PROBLEM STATEMENT: Print the listing in its entirety and exactly, leaving out images.

SUPPLIED RECORDS:
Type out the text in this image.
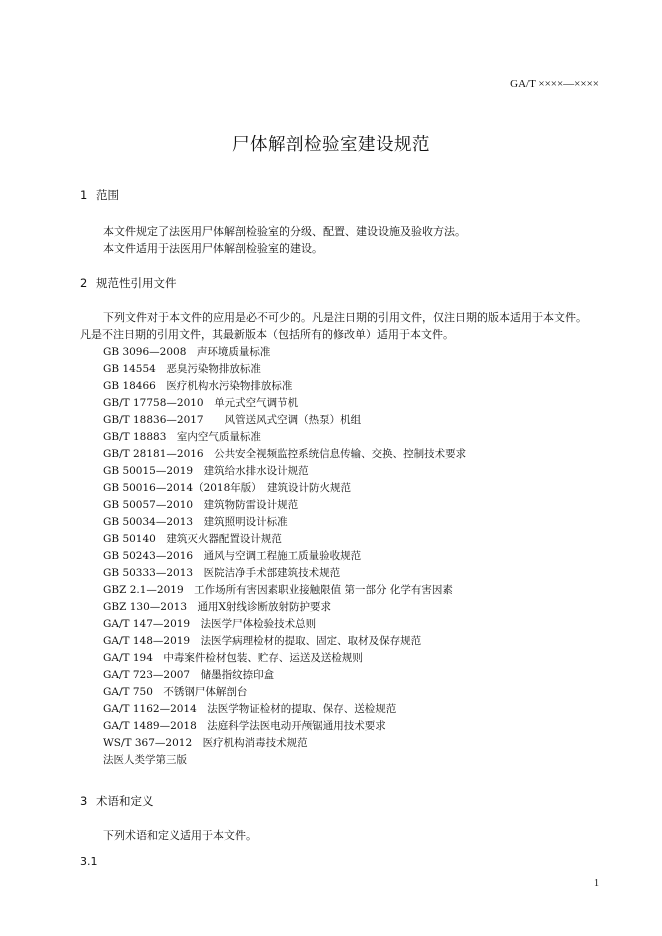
GA/T ××××—××××
尸体解剖检验室建设规范
1 范围
本文件规定了法医用尸体解剖检验室的分级、配置、建设设施及验收方法。
本文件适用于法医用尸体解剖检验室的建设。
2 规范性引用文件
下列文件对于本文件的应用是必不可少的。凡是注日期的引用文件，仅注日期的版本适用于本文件。
凡是不注日期的引用文件，其最新版本（包括所有的修改单）适用于本文件。
GB 3096—2008　声环境质量标准
GB 14554　恶臭污染物排放标准
GB 18466　医疗机构水污染物排放标准
GB/T 17758—2010　单元式空气调节机
GB/T 18836—2017　　风管送风式空调（热泵）机组
GB/T 18883　室内空气质量标准
GB/T 28181—2016　公共安全视频监控系统信息传输、交换、控制技术要求
GB 50015—2019　建筑给水排水设计规范
GB 50016—2014（2018年版）　建筑设计防火规范
GB 50057—2010　建筑物防雷设计规范
GB 50034—2013　建筑照明设计标准
GB 50140　建筑灭火器配置设计规范
GB 50243—2016　通风与空调工程施工质量验收规范
GB 50333—2013　医院洁净手术部建筑技术规范
GBZ 2.1—2019　工作场所有害因素职业接触限值 第一部分 化学有害因素
GBZ 130—2013　通用X射线诊断放射防护要求
GA/T 147—2019　法医学尸体检验技术总则
GA/T 148—2019　法医学病理检材的提取、固定、取材及保存规范
GA/T 194　中毒案件检材包装、贮存、运送及送检规则
GA/T 723—2007　储墨指纹捺印盒
GA/T 750　不锈钢尸体解剖台
GA/T 1162—2014　法医学物证检材的提取、保存、送检规范
GA/T 1489—2018　法庭科学法医电动开颅锯通用技术要求
WS/T 367—2012　医疗机构消毒技术规范
法医人类学第三版
3 术语和定义
下列术语和定义适用于本文件。
3.1
1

FULL SOLUTION:
Type out the text in this image.
GA/T ××××—××××
尸体解剖检验室建设规范
1 范围
本文件规定了法医用尸体解剖检验室的分级、配置、建设设施及验收方法。
本文件适用于法医用尸体解剖检验室的建设。
2 规范性引用文件
下列文件对于本文件的应用是必不可少的。凡是注日期的引用文件，仅注日期的版本适用于本文件。
凡是不注日期的引用文件，其最新版本（包括所有的修改单）适用于本文件。
GB 3096—2008　声环境质量标准
GB 14554　恶臭污染物排放标准
GB 18466　医疗机构水污染物排放标准
GB/T 17758—2010　单元式空气调节机
GB/T 18836—2017　　风管送风式空调（热泵）机组
GB/T 18883　室内空气质量标准
GB/T 28181—2016　公共安全视频监控系统信息传输、交换、控制技术要求
GB 50015—2019　建筑给水排水设计规范
GB 50016—2014（2018年版）　建筑设计防火规范
GB 50057—2010　建筑物防雷设计规范
GB 50034—2013　建筑照明设计标准
GB 50140　建筑灭火器配置设计规范
GB 50243—2016　通风与空调工程施工质量验收规范
GB 50333—2013　医院洁净手术部建筑技术规范
GBZ 2.1—2019　工作场所有害因素职业接触限值 第一部分 化学有害因素
GBZ 130—2013　通用X射线诊断放射防护要求
GA/T 147—2019　法医学尸体检验技术总则
GA/T 148—2019　法医学病理检材的提取、固定、取材及保存规范
GA/T 194　中毒案件检材包装、贮存、运送及送检规则
GA/T 723—2007　储墨指纹捺印盒
GA/T 750　不锈钢尸体解剖台
GA/T 1162—2014　法医学物证检材的提取、保存、送检规范
GA/T 1489—2018　法庭科学法医电动开颅锯通用技术要求
WS/T 367—2012　医疗机构消毒技术规范
法医人类学第三版
3 术语和定义
下列术语和定义适用于本文件。
3.1
1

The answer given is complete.